● SET PROBLEM:
List each line of the data that holds the word "Security".

++++ RECORDED INFORMATION ++++

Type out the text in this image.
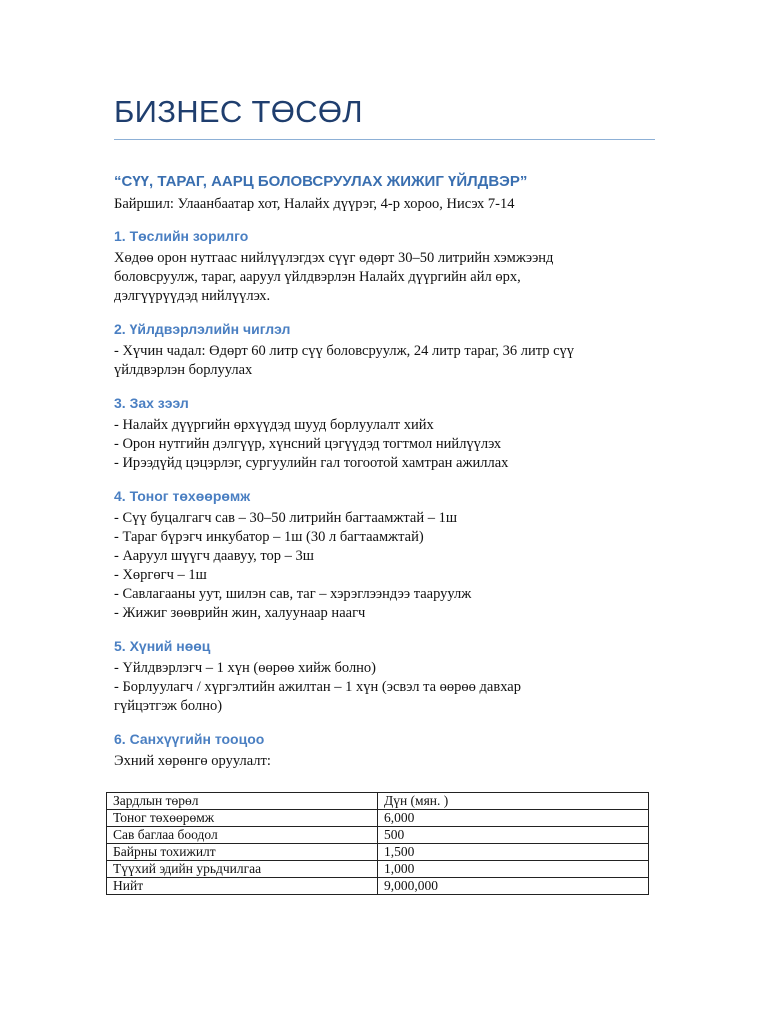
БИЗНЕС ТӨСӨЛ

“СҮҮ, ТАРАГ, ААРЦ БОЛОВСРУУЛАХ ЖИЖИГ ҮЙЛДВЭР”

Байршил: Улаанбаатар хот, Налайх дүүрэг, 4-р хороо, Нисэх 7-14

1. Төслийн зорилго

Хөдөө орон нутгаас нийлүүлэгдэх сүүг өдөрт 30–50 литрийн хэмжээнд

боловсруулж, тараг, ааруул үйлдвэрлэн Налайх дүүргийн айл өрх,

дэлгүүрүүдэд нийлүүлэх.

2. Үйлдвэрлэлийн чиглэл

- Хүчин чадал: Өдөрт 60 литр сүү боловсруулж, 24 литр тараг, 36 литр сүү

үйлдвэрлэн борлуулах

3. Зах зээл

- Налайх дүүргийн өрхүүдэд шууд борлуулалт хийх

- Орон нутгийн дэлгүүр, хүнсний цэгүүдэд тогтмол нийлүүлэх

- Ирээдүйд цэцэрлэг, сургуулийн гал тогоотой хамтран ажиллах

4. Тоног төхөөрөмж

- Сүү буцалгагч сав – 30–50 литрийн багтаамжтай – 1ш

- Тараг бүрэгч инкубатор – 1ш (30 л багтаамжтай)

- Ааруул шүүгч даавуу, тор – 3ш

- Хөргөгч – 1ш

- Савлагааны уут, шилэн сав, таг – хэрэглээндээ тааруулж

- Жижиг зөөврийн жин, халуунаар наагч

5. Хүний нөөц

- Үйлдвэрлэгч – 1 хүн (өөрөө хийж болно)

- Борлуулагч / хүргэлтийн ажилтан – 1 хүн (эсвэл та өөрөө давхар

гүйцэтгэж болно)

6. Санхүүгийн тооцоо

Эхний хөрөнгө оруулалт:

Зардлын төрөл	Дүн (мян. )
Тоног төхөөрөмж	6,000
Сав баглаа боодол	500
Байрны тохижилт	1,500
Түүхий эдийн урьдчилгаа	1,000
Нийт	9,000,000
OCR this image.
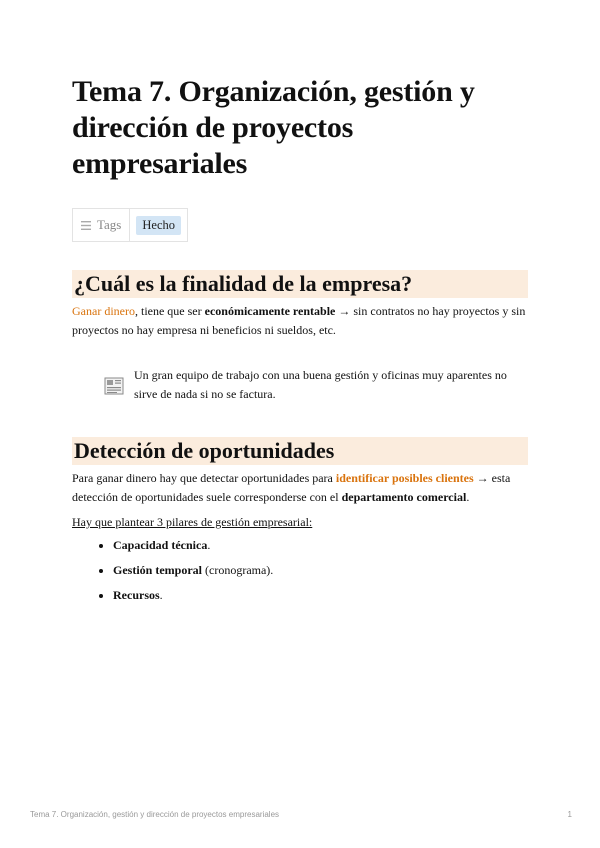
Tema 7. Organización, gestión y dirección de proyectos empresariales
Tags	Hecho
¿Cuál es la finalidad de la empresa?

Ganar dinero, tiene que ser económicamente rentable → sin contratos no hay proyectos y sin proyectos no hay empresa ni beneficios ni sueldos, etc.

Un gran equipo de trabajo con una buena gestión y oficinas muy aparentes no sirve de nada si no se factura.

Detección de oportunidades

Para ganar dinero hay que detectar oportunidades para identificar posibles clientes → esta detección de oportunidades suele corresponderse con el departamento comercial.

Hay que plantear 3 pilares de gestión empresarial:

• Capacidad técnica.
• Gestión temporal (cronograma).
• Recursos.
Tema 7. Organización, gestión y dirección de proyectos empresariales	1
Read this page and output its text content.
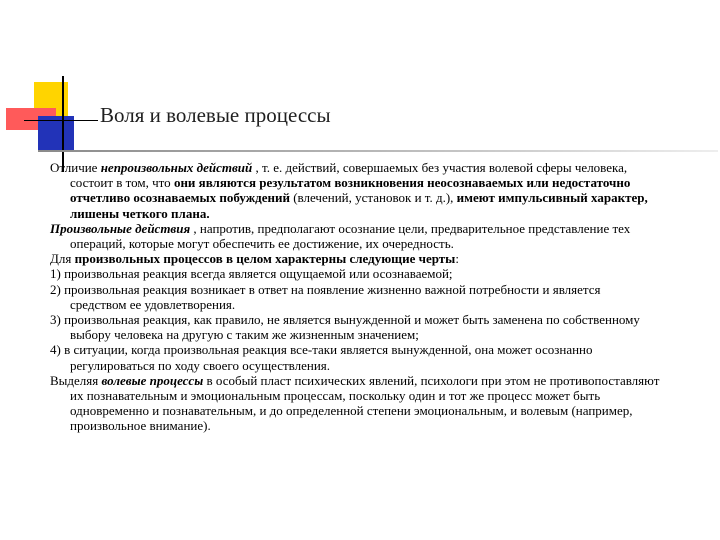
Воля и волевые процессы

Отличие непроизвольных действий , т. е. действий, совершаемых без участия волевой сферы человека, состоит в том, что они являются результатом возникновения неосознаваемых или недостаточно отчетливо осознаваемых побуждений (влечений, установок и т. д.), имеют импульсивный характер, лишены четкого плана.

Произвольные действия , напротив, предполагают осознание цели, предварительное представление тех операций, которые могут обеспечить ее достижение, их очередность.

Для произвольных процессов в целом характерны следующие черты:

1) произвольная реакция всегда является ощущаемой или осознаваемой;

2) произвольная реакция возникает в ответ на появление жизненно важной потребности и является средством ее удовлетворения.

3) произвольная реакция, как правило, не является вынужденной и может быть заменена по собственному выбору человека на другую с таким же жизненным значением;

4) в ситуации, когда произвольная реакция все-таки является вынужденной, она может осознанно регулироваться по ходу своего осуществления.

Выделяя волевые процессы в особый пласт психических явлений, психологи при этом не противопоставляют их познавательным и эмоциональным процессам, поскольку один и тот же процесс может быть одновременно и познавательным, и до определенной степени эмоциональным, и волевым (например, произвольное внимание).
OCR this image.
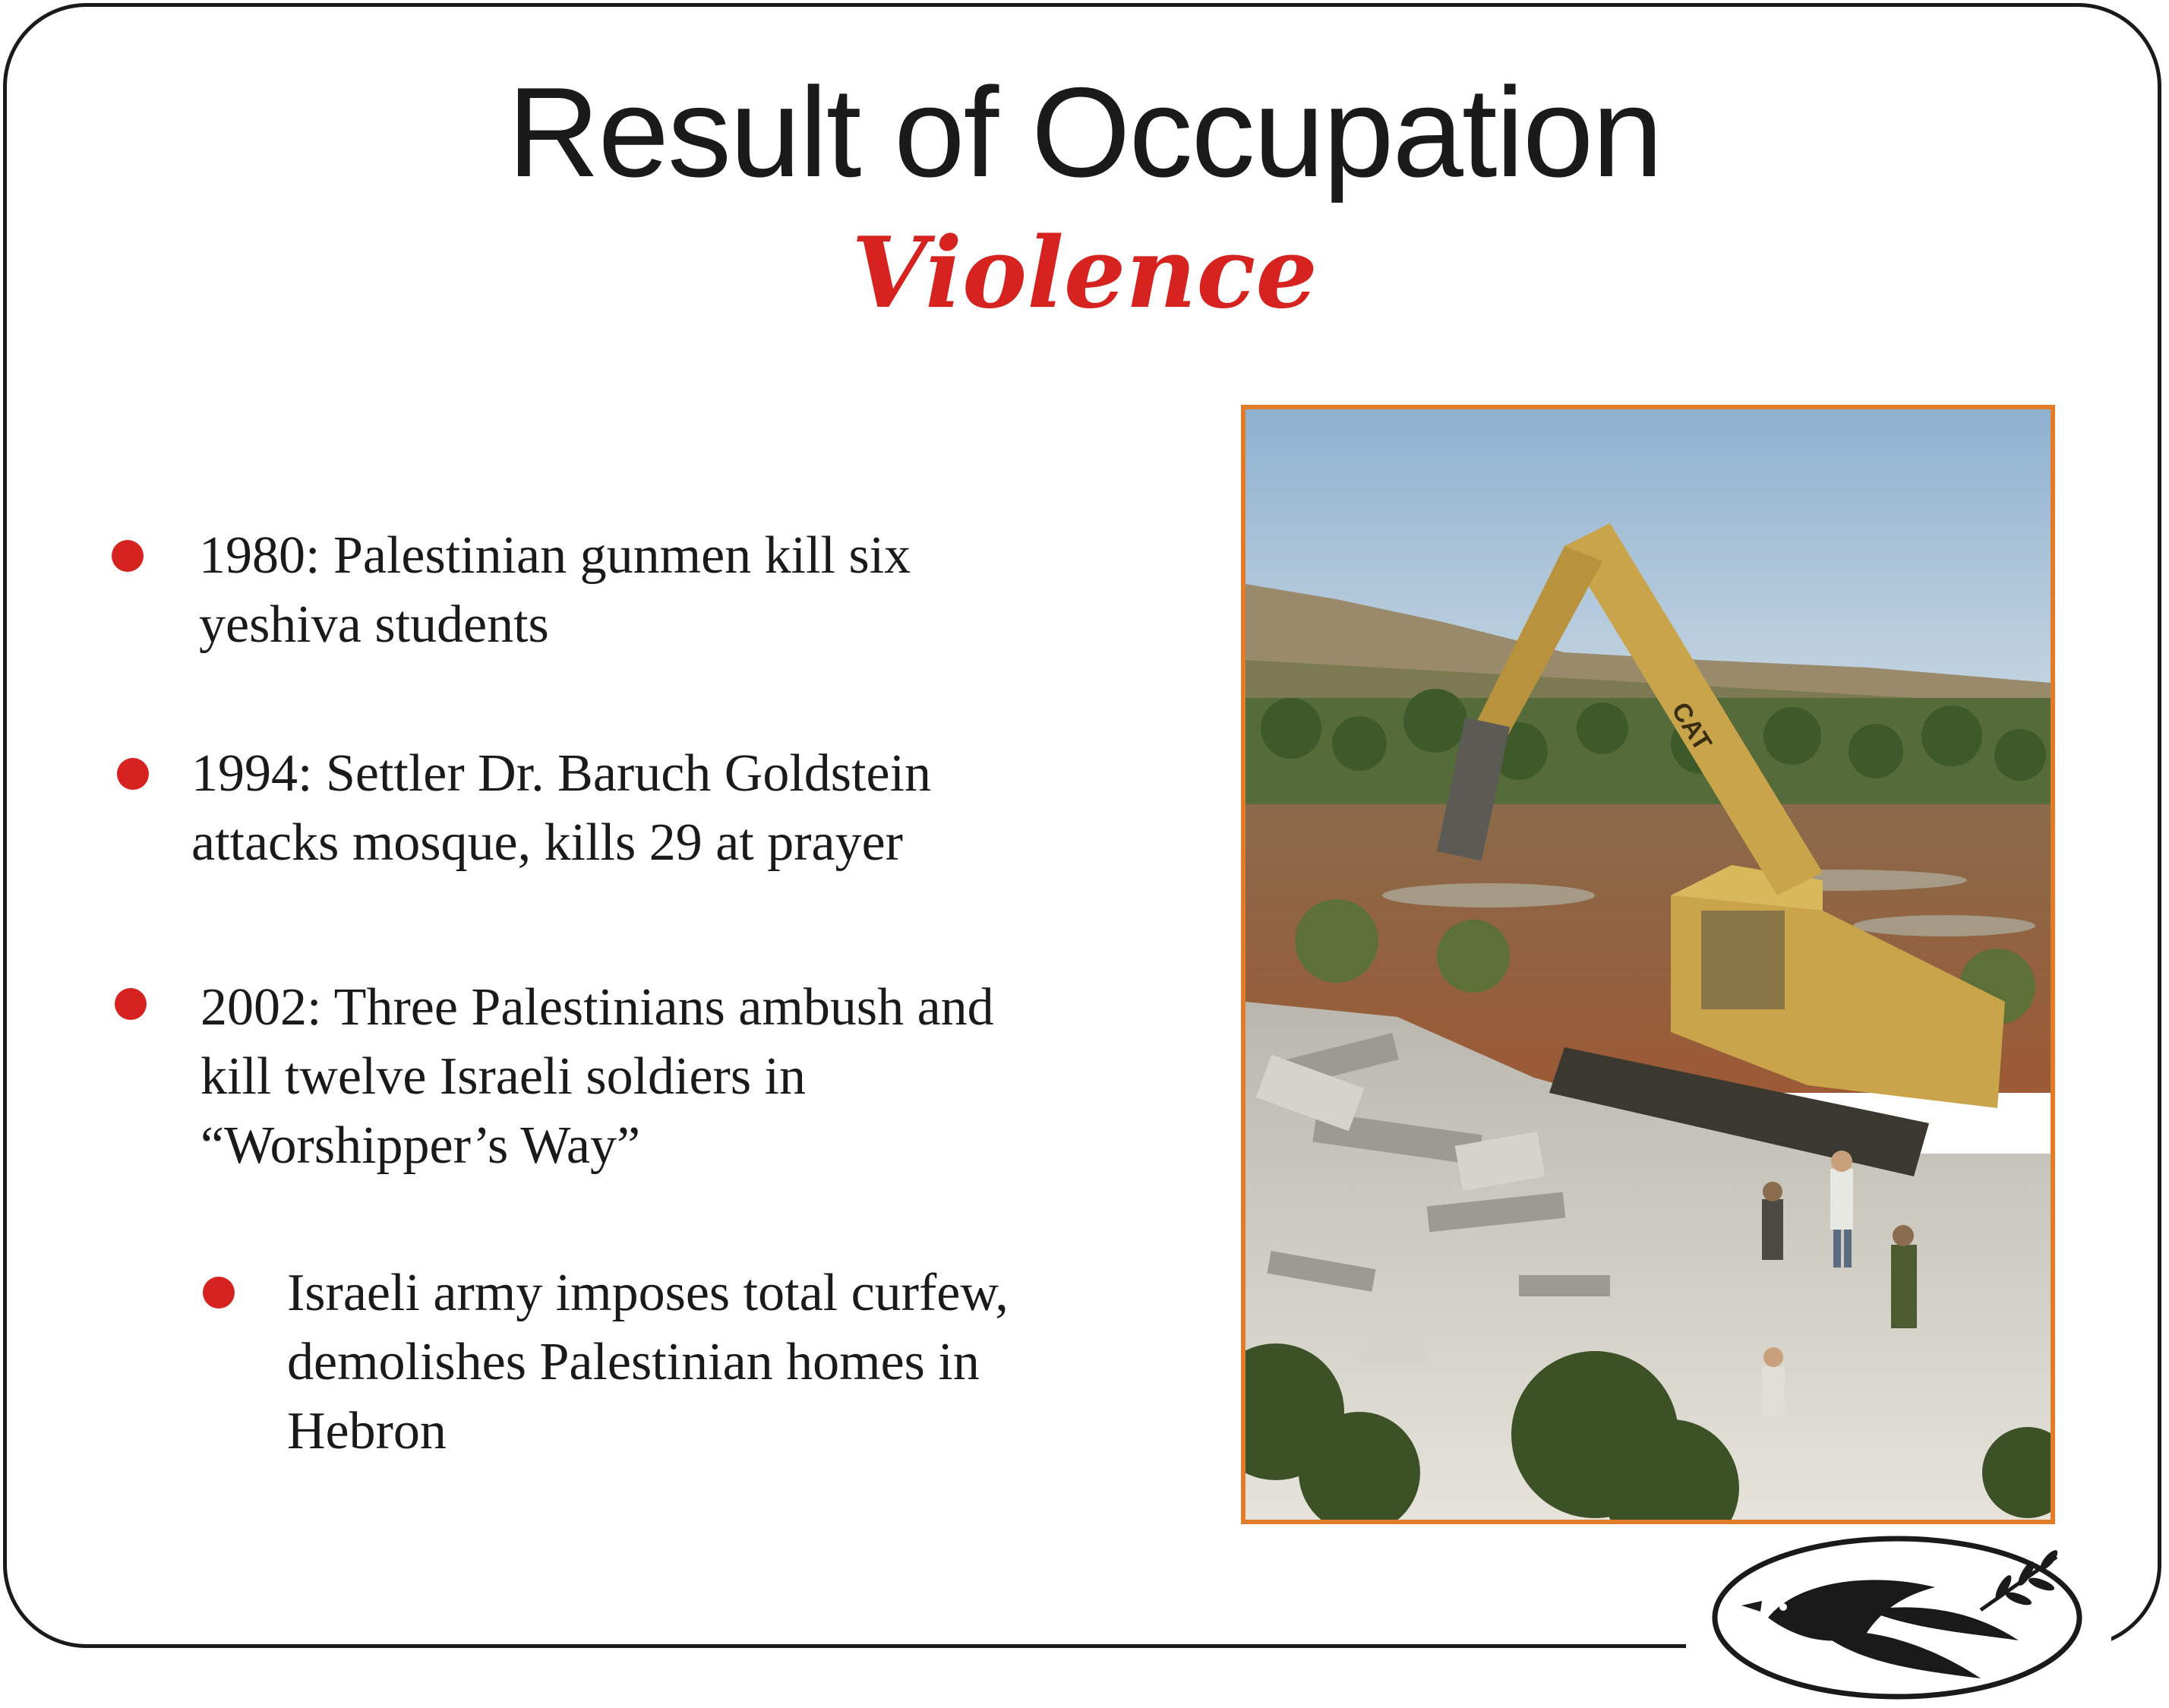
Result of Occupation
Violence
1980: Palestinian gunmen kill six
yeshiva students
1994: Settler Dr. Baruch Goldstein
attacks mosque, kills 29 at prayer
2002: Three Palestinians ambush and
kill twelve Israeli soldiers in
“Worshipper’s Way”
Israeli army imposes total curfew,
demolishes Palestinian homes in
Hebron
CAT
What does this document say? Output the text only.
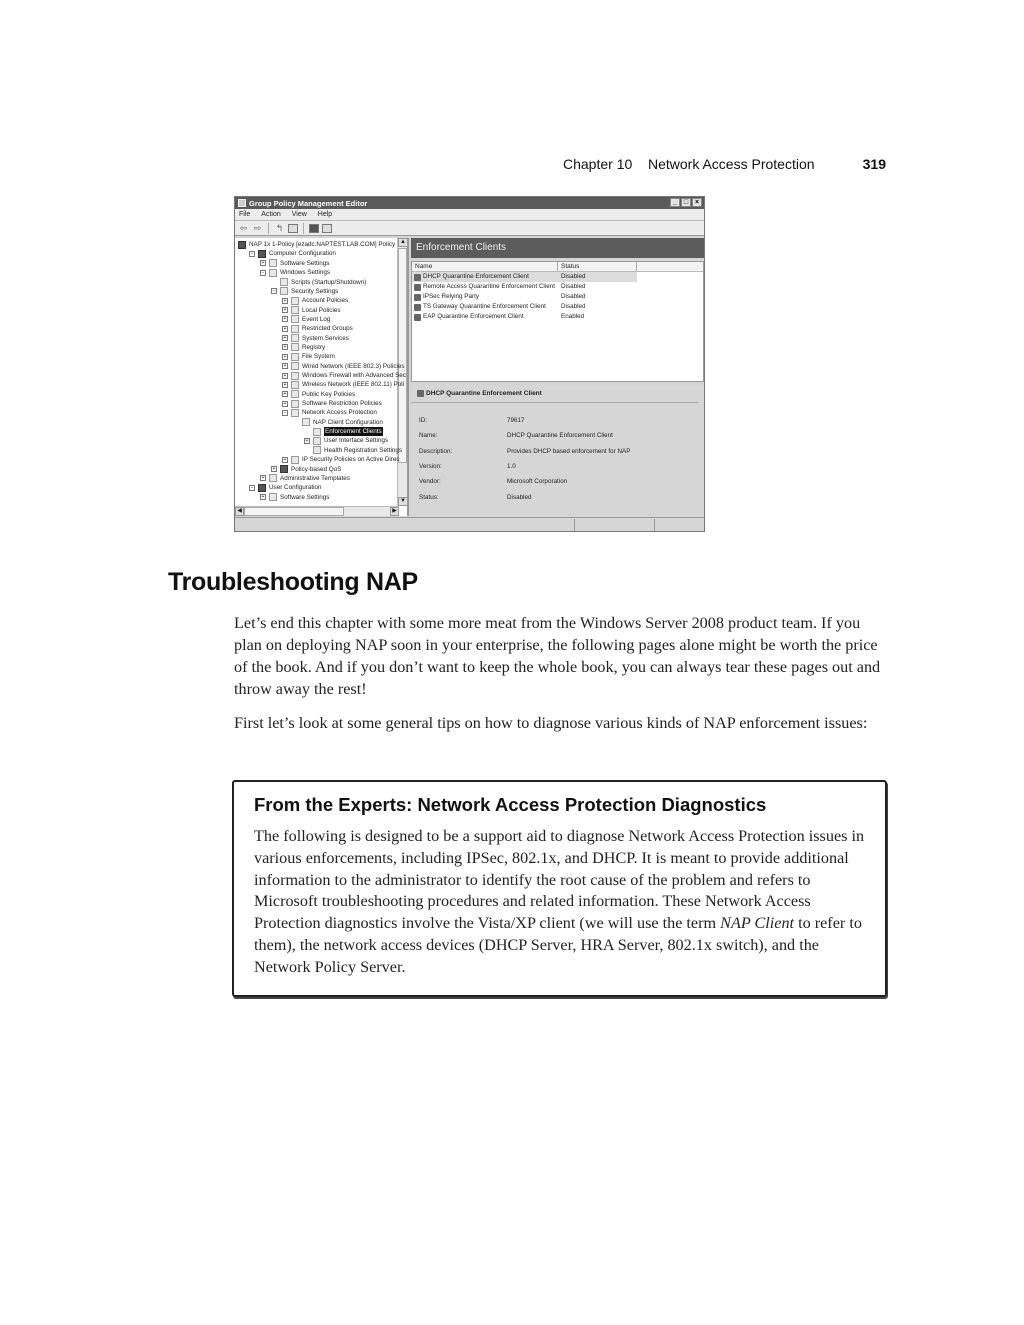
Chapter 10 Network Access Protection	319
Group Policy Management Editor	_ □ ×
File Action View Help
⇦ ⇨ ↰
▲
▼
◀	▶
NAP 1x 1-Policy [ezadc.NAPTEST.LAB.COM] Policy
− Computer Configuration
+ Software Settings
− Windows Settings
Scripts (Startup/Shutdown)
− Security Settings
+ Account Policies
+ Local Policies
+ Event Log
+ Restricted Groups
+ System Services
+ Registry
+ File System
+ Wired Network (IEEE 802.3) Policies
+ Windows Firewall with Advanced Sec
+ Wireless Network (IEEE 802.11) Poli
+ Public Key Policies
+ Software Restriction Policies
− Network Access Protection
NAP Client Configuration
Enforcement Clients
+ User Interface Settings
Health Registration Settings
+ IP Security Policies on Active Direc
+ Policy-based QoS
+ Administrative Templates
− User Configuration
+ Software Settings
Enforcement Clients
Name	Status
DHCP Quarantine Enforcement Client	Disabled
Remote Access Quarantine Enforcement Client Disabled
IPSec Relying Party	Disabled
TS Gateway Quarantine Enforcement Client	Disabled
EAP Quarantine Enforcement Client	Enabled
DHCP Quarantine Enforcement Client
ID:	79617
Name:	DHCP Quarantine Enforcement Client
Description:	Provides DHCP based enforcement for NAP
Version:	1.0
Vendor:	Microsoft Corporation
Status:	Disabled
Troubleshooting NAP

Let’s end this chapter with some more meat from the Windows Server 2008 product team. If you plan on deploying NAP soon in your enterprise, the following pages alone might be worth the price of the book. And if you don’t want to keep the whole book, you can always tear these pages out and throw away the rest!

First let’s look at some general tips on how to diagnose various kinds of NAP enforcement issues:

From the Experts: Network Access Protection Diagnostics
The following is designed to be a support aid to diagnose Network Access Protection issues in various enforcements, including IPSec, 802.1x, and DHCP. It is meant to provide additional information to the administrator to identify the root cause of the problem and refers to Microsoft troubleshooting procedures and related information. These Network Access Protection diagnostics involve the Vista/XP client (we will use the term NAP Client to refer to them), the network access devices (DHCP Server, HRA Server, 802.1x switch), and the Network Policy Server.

++++

● RESULT:
− Security Settings
+ IP Security Policies on Active Direc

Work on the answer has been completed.